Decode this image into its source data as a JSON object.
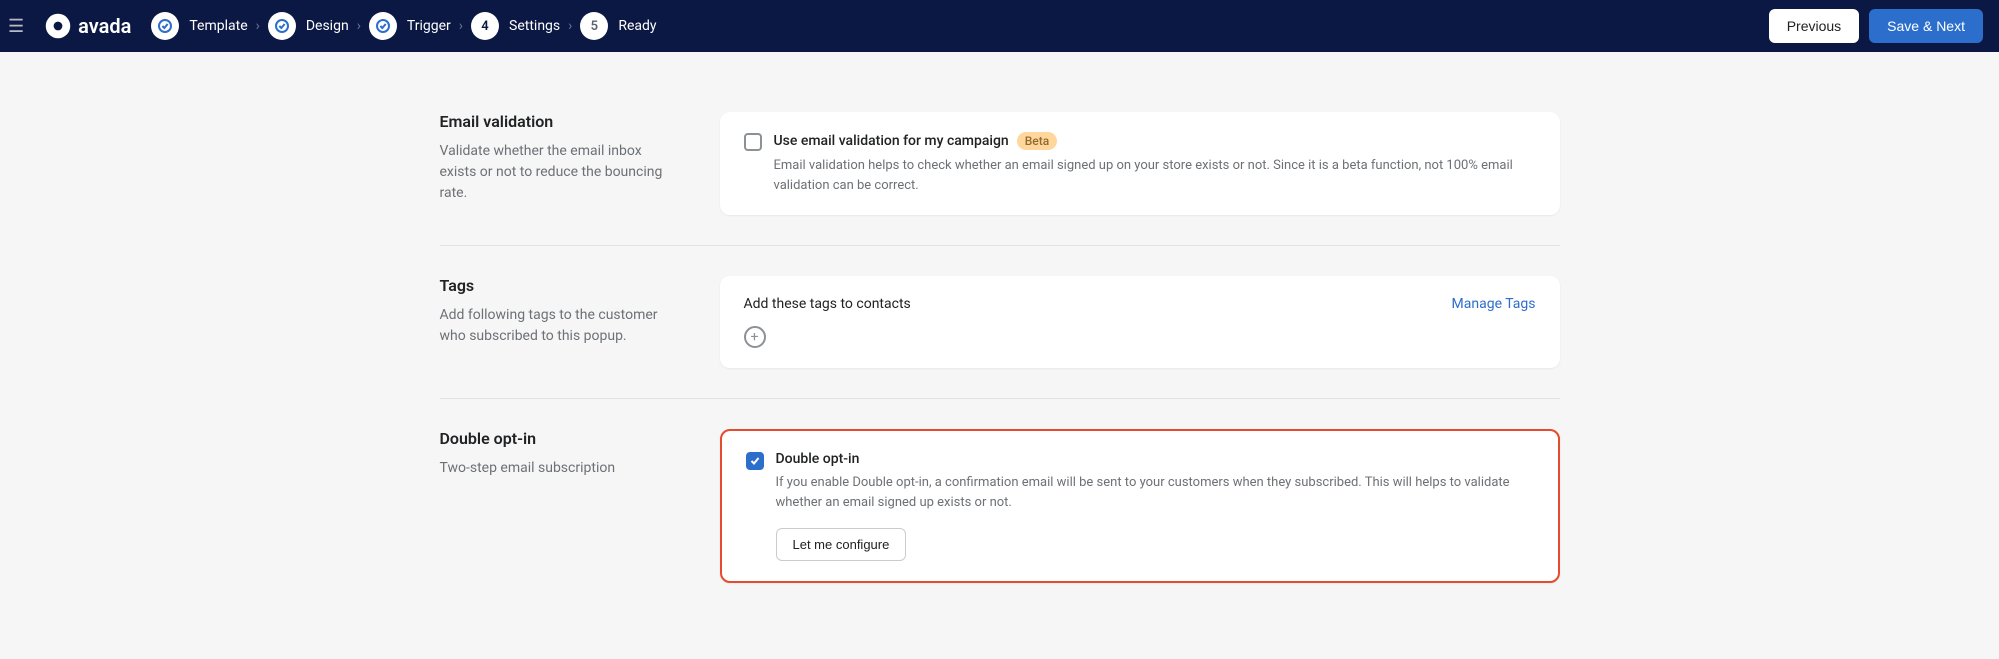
{
  "logo": "avada",
  "steps": [
    {
      "label": "Template",
      "state": "done"
    },
    {
      "label": "Design",
      "state": "done"
    },
    {
      "label": "Trigger",
      "state": "done"
    },
    {
      "label": "Settings",
      "state": "current",
      "num": "4"
    },
    {
      "label": "Ready",
      "state": "pending",
      "num": "5"
    }
  ],
  "buttons": {
    "previous": "Previous",
    "saveNext": "Save & Next"
  },
  "sections": {
    "emailValidation": {
      "title": "Email validation",
      "desc": "Validate whether the email inbox exists or not to reduce the bouncing rate.",
      "checkboxLabel": "Use email validation for my campaign",
      "badge": "Beta",
      "checkboxDesc": "Email validation helps to check whether an email signed up on your store exists or not. Since it is a beta function, not 100% email validation can be correct."
    },
    "tags": {
      "title": "Tags",
      "desc": "Add following tags to the customer who subscribed to this popup.",
      "cardTitle": "Add these tags to contacts",
      "manageLink": "Manage Tags"
    },
    "doubleOptIn": {
      "title": "Double opt-in",
      "desc": "Two-step email subscription",
      "checkboxLabel": "Double opt-in",
      "checkboxDesc": "If you enable Double opt-in, a confirmation email will be sent to your customers when they subscribed. This will helps to validate whether an email signed up exists or not.",
      "configureBtn": "Let me configure"
    }
  }
}
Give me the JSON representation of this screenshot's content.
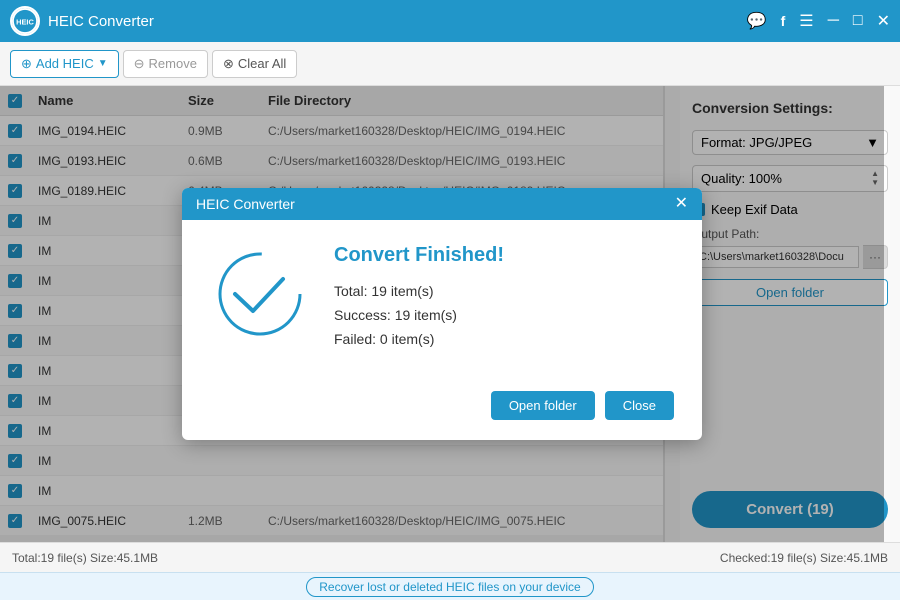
{
  "titleBar": {
    "logo": "HEIC",
    "title": "HEIC Converter",
    "icons": [
      "chat-icon",
      "facebook-icon",
      "menu-icon",
      "minimize-icon",
      "maximize-icon",
      "close-icon"
    ]
  },
  "toolbar": {
    "addLabel": "Add HEIC",
    "removeLabel": "Remove",
    "clearAllLabel": "Clear All"
  },
  "fileList": {
    "columns": {
      "name": "Name",
      "size": "Size",
      "directory": "File Directory"
    },
    "files": [
      {
        "name": "IMG_0194.HEIC",
        "size": "0.9MB",
        "dir": "C:/Users/market160328/Desktop/HEIC/IMG_0194.HEIC"
      },
      {
        "name": "IMG_0193.HEIC",
        "size": "0.6MB",
        "dir": "C:/Users/market160328/Desktop/HEIC/IMG_0193.HEIC"
      },
      {
        "name": "IMG_0189.HEIC",
        "size": "6.4MB",
        "dir": "C:/Users/market160328/Desktop/HEIC/IMG_0189.HEIC"
      },
      {
        "name": "IM",
        "size": "",
        "dir": ""
      },
      {
        "name": "IM",
        "size": "",
        "dir": ""
      },
      {
        "name": "IM",
        "size": "",
        "dir": ""
      },
      {
        "name": "IM",
        "size": "",
        "dir": ""
      },
      {
        "name": "IM",
        "size": "",
        "dir": ""
      },
      {
        "name": "IM",
        "size": "",
        "dir": ""
      },
      {
        "name": "IM",
        "size": "",
        "dir": ""
      },
      {
        "name": "IM",
        "size": "",
        "dir": ""
      },
      {
        "name": "IM",
        "size": "",
        "dir": ""
      },
      {
        "name": "IM",
        "size": "",
        "dir": ""
      },
      {
        "name": "IMG_0075.HEIC",
        "size": "1.2MB",
        "dir": "C:/Users/market160328/Desktop/HEIC/IMG_0075.HEIC"
      }
    ]
  },
  "settings": {
    "title": "Conversion Settings:",
    "formatLabel": "Format: JPG/JPEG",
    "qualityLabel": "Quality: 100%",
    "keepExif": "Keep Exif Data",
    "outputPathLabel": "Output Path:",
    "outputPath": "C:\\Users\\market160328\\Docu",
    "openFolderLabel": "Open folder",
    "convertLabel": "Convert (19)"
  },
  "statusBar": {
    "left": "Total:19 file(s) Size:45.1MB",
    "right": "Checked:19 file(s) Size:45.1MB"
  },
  "bottomBar": {
    "recoverLink": "Recover lost or deleted HEIC files on your device"
  },
  "modal": {
    "title": "HEIC Converter",
    "finishedTitle": "Convert Finished!",
    "total": "Total: 19 item(s)",
    "success": "Success: 19 item(s)",
    "failed": "Failed: 0 item(s)",
    "openFolderLabel": "Open folder",
    "closeLabel": "Close"
  }
}
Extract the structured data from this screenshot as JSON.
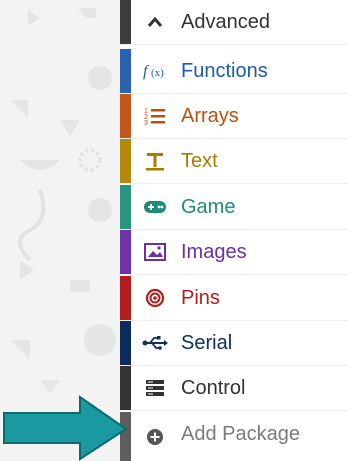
{
  "toolbox": {
    "items": [
      {
        "label": "Advanced",
        "icon": "chevron-up-icon",
        "color": "#333333",
        "bar": "#3c3c3c"
      },
      {
        "label": "Functions",
        "icon": "function-icon",
        "color": "#1f5ba8",
        "bar": "#2b62b0"
      },
      {
        "label": "Arrays",
        "icon": "numbered-list-icon",
        "color": "#b8520f",
        "bar": "#c3561a"
      },
      {
        "label": "Text",
        "icon": "text-icon",
        "color": "#a87b00",
        "bar": "#b4880a"
      },
      {
        "label": "Game",
        "icon": "gamepad-icon",
        "color": "#1e8c78",
        "bar": "#2a9480"
      },
      {
        "label": "Images",
        "icon": "image-icon",
        "color": "#6a2fa8",
        "bar": "#6e33ab"
      },
      {
        "label": "Pins",
        "icon": "target-icon",
        "color": "#b21e1e",
        "bar": "#b41e1e"
      },
      {
        "label": "Serial",
        "icon": "usb-icon",
        "color": "#0f2f66",
        "bar": "#0d2c5e"
      },
      {
        "label": "Control",
        "icon": "server-icon",
        "color": "#333333",
        "bar": "#333333"
      },
      {
        "label": "Add Package",
        "icon": "plus-circle-icon",
        "color": "#7b7b7b",
        "bar": "#5e5e5e"
      }
    ]
  },
  "colors": {
    "arrow_fill": "#1a9aa0",
    "arrow_stroke": "#0b6a70"
  }
}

[What is being asked] Take the listing and print it again exactly, but without any pictures.

[Task result]
Decode this image into its source data as a JSON object.
{
  "logo": "avada",
  "steps": [
    {
      "label": "Template",
      "state": "done"
    },
    {
      "label": "Design",
      "state": "done"
    },
    {
      "label": "Trigger",
      "state": "done"
    },
    {
      "label": "Settings",
      "state": "current",
      "num": "4"
    },
    {
      "label": "Ready",
      "state": "pending",
      "num": "5"
    }
  ],
  "buttons": {
    "previous": "Previous",
    "saveNext": "Save & Next"
  },
  "sections": {
    "emailValidation": {
      "title": "Email validation",
      "desc": "Validate whether the email inbox exists or not to reduce the bouncing rate.",
      "checkboxLabel": "Use email validation for my campaign",
      "badge": "Beta",
      "checkboxDesc": "Email validation helps to check whether an email signed up on your store exists or not. Since it is a beta function, not 100% email validation can be correct."
    },
    "tags": {
      "title": "Tags",
      "desc": "Add following tags to the customer who subscribed to this popup.",
      "cardTitle": "Add these tags to contacts",
      "manageLink": "Manage Tags"
    },
    "doubleOptIn": {
      "title": "Double opt-in",
      "desc": "Two-step email subscription",
      "checkboxLabel": "Double opt-in",
      "checkboxDesc": "If you enable Double opt-in, a confirmation email will be sent to your customers when they subscribed. This will helps to validate whether an email signed up exists or not.",
      "configureBtn": "Let me configure"
    }
  }
}
Give me the JSON representation of this screenshot's content.
{
  "titleBar": {
    "logo": "HEIC",
    "title": "HEIC Converter",
    "icons": [
      "chat-icon",
      "facebook-icon",
      "menu-icon",
      "minimize-icon",
      "maximize-icon",
      "close-icon"
    ]
  },
  "toolbar": {
    "addLabel": "Add HEIC",
    "removeLabel": "Remove",
    "clearAllLabel": "Clear All"
  },
  "fileList": {
    "columns": {
      "name": "Name",
      "size": "Size",
      "directory": "File Directory"
    },
    "files": [
      {
        "name": "IMG_0194.HEIC",
        "size": "0.9MB",
        "dir": "C:/Users/market160328/Desktop/HEIC/IMG_0194.HEIC"
      },
      {
        "name": "IMG_0193.HEIC",
        "size": "0.6MB",
        "dir": "C:/Users/market160328/Desktop/HEIC/IMG_0193.HEIC"
      },
      {
        "name": "IMG_0189.HEIC",
        "size": "6.4MB",
        "dir": "C:/Users/market160328/Desktop/HEIC/IMG_0189.HEIC"
      },
      {
        "name": "IM",
        "size": "",
        "dir": ""
      },
      {
        "name": "IM",
        "size": "",
        "dir": ""
      },
      {
        "name": "IM",
        "size": "",
        "dir": ""
      },
      {
        "name": "IM",
        "size": "",
        "dir": ""
      },
      {
        "name": "IM",
        "size": "",
        "dir": ""
      },
      {
        "name": "IM",
        "size": "",
        "dir": ""
      },
      {
        "name": "IM",
        "size": "",
        "dir": ""
      },
      {
        "name": "IM",
        "size": "",
        "dir": ""
      },
      {
        "name": "IM",
        "size": "",
        "dir": ""
      },
      {
        "name": "IM",
        "size": "",
        "dir": ""
      },
      {
        "name": "IMG_0075.HEIC",
        "size": "1.2MB",
        "dir": "C:/Users/market160328/Desktop/HEIC/IMG_0075.HEIC"
      }
    ]
  },
  "settings": {
    "title": "Conversion Settings:",
    "formatLabel": "Format: JPG/JPEG",
    "qualityLabel": "Quality: 100%",
    "keepExif": "Keep Exif Data",
    "outputPathLabel": "Output Path:",
    "outputPath": "C:\\Users\\market160328\\Docu",
    "openFolderLabel": "Open folder",
    "convertLabel": "Convert (19)"
  },
  "statusBar": {
    "left": "Total:19 file(s) Size:45.1MB",
    "right": "Checked:19 file(s) Size:45.1MB"
  },
  "bottomBar": {
    "recoverLink": "Recover lost or deleted HEIC files on your device"
  },
  "modal": {
    "title": "HEIC Converter",
    "finishedTitle": "Convert Finished!",
    "total": "Total: 19 item(s)",
    "success": "Success: 19 item(s)",
    "failed": "Failed: 0 item(s)",
    "openFolderLabel": "Open folder",
    "closeLabel": "Close"
  }
}
Extract the structured data from this screenshot as JSON.
{
  "toolbox": {
    "items": [
      {
        "label": "Advanced",
        "icon": "chevron-up-icon",
        "color": "#333333",
        "bar": "#3c3c3c"
      },
      {
        "label": "Functions",
        "icon": "function-icon",
        "color": "#1f5ba8",
        "bar": "#2b62b0"
      },
      {
        "label": "Arrays",
        "icon": "numbered-list-icon",
        "color": "#b8520f",
        "bar": "#c3561a"
      },
      {
        "label": "Text",
        "icon": "text-icon",
        "color": "#a87b00",
        "bar": "#b4880a"
      },
      {
        "label": "Game",
        "icon": "gamepad-icon",
        "color": "#1e8c78",
        "bar": "#2a9480"
      },
      {
        "label": "Images",
        "icon": "image-icon",
        "color": "#6a2fa8",
        "bar": "#6e33ab"
      },
      {
        "label": "Pins",
        "icon": "target-icon",
        "color": "#b21e1e",
        "bar": "#b41e1e"
      },
      {
        "label": "Serial",
        "icon": "usb-icon",
        "color": "#0f2f66",
        "bar": "#0d2c5e"
      },
      {
        "label": "Control",
        "icon": "server-icon",
        "color": "#333333",
        "bar": "#333333"
      },
      {
        "label": "Add Package",
        "icon": "plus-circle-icon",
        "color": "#7b7b7b",
        "bar": "#5e5e5e"
      }
    ]
  },
  "colors": {
    "arrow_fill": "#1a9aa0",
    "arrow_stroke": "#0b6a70"
  }
}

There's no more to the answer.